Exercise aim
Read the records below and copy each line that contains "emblem".

Stored dataset items
+--
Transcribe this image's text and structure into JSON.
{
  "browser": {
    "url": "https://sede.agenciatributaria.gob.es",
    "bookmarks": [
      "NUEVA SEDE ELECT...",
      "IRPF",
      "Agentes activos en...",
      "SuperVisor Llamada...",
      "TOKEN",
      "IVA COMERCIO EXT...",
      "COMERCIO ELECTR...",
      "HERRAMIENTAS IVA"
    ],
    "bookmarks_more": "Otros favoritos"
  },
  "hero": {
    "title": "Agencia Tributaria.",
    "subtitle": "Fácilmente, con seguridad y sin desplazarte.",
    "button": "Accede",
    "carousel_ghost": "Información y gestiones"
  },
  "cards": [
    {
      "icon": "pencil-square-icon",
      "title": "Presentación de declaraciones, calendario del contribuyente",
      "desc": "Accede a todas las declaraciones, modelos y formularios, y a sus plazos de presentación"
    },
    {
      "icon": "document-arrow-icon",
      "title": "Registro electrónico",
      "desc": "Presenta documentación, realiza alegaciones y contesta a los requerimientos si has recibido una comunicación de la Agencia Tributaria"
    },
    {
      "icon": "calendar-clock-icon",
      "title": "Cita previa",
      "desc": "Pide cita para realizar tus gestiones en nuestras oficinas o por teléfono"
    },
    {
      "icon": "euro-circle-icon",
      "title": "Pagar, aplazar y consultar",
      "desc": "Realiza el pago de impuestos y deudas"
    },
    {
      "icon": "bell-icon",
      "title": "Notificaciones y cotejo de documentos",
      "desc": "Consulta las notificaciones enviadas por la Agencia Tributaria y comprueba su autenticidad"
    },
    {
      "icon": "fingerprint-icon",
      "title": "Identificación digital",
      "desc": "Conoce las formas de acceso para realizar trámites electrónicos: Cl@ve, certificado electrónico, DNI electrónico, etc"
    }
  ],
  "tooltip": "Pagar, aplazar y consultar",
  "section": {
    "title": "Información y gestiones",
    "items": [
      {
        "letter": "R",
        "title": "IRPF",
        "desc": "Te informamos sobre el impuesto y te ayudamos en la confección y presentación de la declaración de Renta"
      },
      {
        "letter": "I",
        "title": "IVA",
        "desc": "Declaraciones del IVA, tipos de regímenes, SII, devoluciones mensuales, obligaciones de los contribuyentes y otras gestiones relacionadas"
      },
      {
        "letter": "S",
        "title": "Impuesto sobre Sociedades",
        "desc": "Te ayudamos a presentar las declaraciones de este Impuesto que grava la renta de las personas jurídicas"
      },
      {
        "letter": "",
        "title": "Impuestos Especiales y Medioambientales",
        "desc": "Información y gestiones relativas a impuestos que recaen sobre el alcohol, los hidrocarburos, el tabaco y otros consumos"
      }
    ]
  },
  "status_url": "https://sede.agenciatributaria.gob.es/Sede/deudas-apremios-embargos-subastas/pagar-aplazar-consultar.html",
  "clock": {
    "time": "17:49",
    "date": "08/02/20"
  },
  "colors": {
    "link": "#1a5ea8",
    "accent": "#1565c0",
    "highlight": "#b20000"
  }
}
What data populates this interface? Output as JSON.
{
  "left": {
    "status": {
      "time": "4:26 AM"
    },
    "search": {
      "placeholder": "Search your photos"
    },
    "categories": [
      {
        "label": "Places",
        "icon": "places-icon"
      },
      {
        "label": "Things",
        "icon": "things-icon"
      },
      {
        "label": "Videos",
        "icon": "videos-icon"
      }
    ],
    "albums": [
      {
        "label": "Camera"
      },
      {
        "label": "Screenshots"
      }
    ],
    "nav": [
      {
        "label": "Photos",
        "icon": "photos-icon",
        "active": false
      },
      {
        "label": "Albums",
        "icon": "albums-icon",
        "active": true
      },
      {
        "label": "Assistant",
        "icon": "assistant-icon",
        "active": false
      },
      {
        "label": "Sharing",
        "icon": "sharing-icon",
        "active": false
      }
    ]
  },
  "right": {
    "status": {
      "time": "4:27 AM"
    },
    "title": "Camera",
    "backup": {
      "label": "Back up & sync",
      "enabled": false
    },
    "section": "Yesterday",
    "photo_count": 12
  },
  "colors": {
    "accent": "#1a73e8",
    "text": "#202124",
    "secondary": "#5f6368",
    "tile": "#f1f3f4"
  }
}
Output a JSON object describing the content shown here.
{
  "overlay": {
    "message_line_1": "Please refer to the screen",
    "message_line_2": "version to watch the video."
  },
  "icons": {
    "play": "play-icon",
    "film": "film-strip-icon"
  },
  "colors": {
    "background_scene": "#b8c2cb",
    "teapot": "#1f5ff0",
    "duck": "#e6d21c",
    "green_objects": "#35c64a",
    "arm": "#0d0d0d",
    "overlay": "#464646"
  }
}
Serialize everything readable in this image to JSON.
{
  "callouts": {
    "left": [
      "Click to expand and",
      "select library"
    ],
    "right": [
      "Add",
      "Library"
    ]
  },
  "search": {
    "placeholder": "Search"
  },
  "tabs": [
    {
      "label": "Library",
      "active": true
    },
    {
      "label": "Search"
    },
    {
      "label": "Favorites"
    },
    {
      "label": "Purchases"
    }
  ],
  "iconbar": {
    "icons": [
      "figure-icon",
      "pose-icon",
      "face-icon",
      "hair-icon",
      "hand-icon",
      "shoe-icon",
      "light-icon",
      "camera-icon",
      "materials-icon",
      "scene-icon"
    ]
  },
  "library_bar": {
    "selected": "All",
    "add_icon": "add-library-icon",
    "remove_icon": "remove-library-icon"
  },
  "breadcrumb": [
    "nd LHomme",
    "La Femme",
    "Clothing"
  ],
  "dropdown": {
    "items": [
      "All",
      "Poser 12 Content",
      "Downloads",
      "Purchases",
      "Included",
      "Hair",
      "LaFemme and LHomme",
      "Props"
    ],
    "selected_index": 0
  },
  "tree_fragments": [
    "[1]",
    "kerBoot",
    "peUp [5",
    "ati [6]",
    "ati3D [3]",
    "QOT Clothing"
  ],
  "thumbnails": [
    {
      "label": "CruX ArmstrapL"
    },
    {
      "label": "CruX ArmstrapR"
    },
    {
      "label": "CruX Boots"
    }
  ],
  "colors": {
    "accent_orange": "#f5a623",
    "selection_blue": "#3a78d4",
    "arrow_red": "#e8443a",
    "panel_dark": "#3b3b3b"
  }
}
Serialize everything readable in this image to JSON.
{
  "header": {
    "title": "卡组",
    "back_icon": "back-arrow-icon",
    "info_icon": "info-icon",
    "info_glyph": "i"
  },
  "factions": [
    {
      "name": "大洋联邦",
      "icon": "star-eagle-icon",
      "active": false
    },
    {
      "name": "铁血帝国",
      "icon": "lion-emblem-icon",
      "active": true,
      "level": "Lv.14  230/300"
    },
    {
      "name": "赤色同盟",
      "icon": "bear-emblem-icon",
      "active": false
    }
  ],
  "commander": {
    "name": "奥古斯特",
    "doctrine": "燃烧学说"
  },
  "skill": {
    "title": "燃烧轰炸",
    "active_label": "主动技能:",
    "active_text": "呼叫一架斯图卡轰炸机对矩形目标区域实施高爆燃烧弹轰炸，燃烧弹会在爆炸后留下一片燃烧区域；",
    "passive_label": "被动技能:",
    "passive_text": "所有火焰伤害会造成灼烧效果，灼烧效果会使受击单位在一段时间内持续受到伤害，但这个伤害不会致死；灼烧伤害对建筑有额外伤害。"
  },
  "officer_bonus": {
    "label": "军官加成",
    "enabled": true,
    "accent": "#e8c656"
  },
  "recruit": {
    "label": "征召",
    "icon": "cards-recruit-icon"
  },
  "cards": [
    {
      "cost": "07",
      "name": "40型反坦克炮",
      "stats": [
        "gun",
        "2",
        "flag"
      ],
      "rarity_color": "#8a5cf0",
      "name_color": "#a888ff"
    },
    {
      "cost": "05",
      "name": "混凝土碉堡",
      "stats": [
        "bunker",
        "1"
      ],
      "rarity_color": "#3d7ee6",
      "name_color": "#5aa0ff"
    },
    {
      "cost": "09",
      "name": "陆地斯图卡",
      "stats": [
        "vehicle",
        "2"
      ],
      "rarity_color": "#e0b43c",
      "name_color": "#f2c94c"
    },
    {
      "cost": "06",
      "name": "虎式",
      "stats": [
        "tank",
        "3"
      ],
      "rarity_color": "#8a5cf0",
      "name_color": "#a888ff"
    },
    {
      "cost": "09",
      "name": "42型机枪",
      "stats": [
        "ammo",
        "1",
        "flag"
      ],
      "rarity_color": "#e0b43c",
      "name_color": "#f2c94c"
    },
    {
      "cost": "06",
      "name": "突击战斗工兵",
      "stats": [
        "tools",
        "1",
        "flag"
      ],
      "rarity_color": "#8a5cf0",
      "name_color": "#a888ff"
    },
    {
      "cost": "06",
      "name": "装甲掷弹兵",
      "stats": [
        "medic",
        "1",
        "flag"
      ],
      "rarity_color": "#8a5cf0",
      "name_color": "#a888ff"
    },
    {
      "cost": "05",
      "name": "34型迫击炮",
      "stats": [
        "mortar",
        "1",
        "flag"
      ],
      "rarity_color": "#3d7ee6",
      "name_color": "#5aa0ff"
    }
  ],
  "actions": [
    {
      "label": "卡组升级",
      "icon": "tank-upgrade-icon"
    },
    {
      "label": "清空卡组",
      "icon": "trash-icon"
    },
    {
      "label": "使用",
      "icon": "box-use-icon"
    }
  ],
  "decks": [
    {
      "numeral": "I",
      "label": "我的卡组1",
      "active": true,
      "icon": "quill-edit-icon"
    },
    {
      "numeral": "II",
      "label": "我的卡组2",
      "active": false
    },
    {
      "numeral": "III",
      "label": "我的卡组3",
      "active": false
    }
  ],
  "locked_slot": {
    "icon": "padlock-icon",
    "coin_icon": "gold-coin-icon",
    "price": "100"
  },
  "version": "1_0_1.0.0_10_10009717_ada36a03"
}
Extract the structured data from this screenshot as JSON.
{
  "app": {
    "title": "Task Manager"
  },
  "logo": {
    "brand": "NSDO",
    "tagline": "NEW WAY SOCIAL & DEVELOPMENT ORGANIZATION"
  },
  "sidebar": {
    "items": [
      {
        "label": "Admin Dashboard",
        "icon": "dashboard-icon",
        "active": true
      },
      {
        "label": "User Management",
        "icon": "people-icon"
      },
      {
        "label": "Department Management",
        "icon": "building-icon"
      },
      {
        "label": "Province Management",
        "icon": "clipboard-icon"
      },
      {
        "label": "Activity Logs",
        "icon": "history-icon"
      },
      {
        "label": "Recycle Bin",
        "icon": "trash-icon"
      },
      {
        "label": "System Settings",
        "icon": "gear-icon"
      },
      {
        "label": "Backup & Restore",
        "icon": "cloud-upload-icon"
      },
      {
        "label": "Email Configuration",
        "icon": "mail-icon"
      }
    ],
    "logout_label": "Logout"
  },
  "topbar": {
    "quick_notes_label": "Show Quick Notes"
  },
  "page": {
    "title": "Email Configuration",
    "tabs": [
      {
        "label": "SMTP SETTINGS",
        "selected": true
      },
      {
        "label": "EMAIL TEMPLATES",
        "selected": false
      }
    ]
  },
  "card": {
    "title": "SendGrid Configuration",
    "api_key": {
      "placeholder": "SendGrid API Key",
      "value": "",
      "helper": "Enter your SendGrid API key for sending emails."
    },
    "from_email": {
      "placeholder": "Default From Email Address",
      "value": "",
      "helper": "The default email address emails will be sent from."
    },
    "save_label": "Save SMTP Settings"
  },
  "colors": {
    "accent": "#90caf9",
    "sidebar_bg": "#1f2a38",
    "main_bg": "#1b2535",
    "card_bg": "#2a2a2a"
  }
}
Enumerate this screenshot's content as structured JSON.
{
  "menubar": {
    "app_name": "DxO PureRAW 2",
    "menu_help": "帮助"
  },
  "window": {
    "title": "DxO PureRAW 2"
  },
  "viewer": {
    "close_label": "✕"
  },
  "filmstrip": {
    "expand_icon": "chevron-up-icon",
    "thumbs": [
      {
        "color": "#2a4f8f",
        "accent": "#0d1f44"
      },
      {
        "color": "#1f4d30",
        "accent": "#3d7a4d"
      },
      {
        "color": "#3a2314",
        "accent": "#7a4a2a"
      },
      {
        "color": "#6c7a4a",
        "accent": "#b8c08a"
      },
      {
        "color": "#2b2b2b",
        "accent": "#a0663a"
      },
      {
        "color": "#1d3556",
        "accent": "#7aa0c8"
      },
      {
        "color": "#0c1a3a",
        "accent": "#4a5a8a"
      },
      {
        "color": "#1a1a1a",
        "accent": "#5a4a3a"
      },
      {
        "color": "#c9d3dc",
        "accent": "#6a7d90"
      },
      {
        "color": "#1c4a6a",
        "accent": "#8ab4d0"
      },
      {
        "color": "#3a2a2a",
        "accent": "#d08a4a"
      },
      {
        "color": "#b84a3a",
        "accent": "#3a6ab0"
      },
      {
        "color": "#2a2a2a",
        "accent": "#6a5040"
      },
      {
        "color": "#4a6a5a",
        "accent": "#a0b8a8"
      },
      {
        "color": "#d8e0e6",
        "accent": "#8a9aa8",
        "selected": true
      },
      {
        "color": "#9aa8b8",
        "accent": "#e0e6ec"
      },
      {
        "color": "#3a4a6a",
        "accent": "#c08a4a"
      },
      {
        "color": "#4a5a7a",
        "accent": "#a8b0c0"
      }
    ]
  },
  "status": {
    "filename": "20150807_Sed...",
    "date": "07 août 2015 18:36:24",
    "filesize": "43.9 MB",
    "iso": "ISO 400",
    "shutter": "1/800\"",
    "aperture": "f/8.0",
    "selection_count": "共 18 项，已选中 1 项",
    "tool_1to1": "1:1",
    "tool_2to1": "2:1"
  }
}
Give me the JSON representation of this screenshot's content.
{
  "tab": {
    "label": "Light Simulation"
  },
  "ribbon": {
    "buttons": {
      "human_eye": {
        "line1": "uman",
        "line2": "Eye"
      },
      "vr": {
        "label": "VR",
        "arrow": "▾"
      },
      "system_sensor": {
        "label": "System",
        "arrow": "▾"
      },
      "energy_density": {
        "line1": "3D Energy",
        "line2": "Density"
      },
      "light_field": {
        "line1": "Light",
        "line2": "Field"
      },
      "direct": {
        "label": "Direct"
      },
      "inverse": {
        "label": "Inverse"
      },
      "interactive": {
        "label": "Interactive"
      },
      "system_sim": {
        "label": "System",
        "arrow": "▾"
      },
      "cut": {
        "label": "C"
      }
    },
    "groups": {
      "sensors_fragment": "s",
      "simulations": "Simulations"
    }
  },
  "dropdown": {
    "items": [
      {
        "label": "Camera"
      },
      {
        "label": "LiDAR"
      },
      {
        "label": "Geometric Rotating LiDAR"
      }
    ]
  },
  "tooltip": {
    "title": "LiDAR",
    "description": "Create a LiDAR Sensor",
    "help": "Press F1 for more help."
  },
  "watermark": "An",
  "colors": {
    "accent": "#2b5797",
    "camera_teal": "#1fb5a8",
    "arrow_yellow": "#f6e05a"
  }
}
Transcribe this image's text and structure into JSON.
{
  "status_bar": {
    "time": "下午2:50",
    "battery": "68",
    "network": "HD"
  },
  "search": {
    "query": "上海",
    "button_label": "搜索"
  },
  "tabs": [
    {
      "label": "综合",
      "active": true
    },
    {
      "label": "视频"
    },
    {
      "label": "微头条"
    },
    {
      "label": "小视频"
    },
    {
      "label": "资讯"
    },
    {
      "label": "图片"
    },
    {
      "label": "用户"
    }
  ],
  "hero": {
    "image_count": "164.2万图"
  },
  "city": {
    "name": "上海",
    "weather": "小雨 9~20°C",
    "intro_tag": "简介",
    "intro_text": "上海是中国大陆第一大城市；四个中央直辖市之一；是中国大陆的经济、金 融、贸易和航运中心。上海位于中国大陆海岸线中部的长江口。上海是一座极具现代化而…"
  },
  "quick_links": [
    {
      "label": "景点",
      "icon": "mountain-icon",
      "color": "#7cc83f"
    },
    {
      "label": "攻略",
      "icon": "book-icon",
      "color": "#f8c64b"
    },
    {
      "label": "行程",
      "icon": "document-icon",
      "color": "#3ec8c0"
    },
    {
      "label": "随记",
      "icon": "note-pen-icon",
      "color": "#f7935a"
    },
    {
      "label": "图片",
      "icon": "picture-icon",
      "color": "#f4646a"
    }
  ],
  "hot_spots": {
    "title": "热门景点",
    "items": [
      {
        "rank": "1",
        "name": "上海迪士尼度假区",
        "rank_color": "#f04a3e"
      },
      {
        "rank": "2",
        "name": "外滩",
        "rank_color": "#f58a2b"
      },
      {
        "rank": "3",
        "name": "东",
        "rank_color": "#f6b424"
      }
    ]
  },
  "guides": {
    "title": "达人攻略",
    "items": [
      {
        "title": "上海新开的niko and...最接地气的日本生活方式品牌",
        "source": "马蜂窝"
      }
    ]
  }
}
+--
Response to this exercise
      "icon": "lion-emblem-icon",
      "icon": "bear-emblem-icon",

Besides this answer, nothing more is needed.